→ **YOUR TASK**
Write the records out again, precisely as they stand.

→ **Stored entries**
************

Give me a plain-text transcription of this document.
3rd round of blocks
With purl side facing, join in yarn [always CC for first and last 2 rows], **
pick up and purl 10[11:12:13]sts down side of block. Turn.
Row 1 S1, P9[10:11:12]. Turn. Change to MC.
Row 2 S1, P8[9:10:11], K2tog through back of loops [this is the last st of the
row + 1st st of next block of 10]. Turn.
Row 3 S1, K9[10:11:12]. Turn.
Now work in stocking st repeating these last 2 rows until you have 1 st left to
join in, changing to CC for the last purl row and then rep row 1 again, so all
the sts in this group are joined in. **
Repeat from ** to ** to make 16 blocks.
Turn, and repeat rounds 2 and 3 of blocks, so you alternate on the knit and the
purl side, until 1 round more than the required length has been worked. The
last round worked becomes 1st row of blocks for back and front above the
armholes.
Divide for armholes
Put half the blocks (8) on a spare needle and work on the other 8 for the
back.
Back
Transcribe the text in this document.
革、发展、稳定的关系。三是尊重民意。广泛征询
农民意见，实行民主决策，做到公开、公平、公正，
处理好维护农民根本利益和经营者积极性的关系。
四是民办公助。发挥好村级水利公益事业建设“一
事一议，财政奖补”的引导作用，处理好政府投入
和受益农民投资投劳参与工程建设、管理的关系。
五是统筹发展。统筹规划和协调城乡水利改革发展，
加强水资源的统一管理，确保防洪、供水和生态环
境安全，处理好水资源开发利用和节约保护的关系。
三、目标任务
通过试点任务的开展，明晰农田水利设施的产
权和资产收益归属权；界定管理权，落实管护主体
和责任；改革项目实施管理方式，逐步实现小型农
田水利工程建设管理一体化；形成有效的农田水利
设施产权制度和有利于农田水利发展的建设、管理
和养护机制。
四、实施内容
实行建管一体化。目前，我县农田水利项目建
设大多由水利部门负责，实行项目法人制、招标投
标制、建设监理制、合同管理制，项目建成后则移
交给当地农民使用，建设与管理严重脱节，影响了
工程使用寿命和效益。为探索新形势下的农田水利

************

→ **RESULT BELOW**
Give me a plain-text transcription of this document.
3rd round of blocks
With purl side facing, join in yarn [always CC for first and last 2 rows], **
pick up and purl 10[11:12:13]sts down side of block. Turn.
Row 1 S1, P9[10:11:12]. Turn. Change to MC.
Row 2 S1, P8[9:10:11], K2tog through back of loops [this is the last st of the
row + 1st st of next block of 10]. Turn.
Row 3 S1, K9[10:11:12]. Turn.
Now work in stocking st repeating these last 2 rows until you have 1 st left to
join in, changing to CC for the last purl row and then rep row 1 again, so all
the sts in this group are joined in. **
Repeat from ** to ** to make 16 blocks.
Turn, and repeat rounds 2 and 3 of blocks, so you alternate on the knit and the
purl side, until 1 round more than the required length has been worked. The
last round worked becomes 1st row of blocks for back and front above the
armholes.
Divide for armholes
Put half the blocks (8) on a spare needle and work on the other 8 for the
back.
Back
Transcribe the text in this document.
革、发展、稳定的关系。三是尊重民意。广泛征询
农民意见，实行民主决策，做到公开、公平、公正，
处理好维护农民根本利益和经营者积极性的关系。
四是民办公助。发挥好村级水利公益事业建设“一
事一议，财政奖补”的引导作用，处理好政府投入
和受益农民投资投劳参与工程建设、管理的关系。
五是统筹发展。统筹规划和协调城乡水利改革发展，
加强水资源的统一管理，确保防洪、供水和生态环
境安全，处理好水资源开发利用和节约保护的关系。
三、目标任务
通过试点任务的开展，明晰农田水利设施的产
权和资产收益归属权；界定管理权，落实管护主体
和责任；改革项目实施管理方式，逐步实现小型农
田水利工程建设管理一体化；形成有效的农田水利
设施产权制度和有利于农田水利发展的建设、管理
和养护机制。
四、实施内容
实行建管一体化。目前，我县农田水利项目建
设大多由水利部门负责，实行项目法人制、招标投
标制、建设监理制、合同管理制，项目建成后则移
交给当地农民使用，建设与管理严重脱节，影响了
工程使用寿命和效益。为探索新形势下的农田水利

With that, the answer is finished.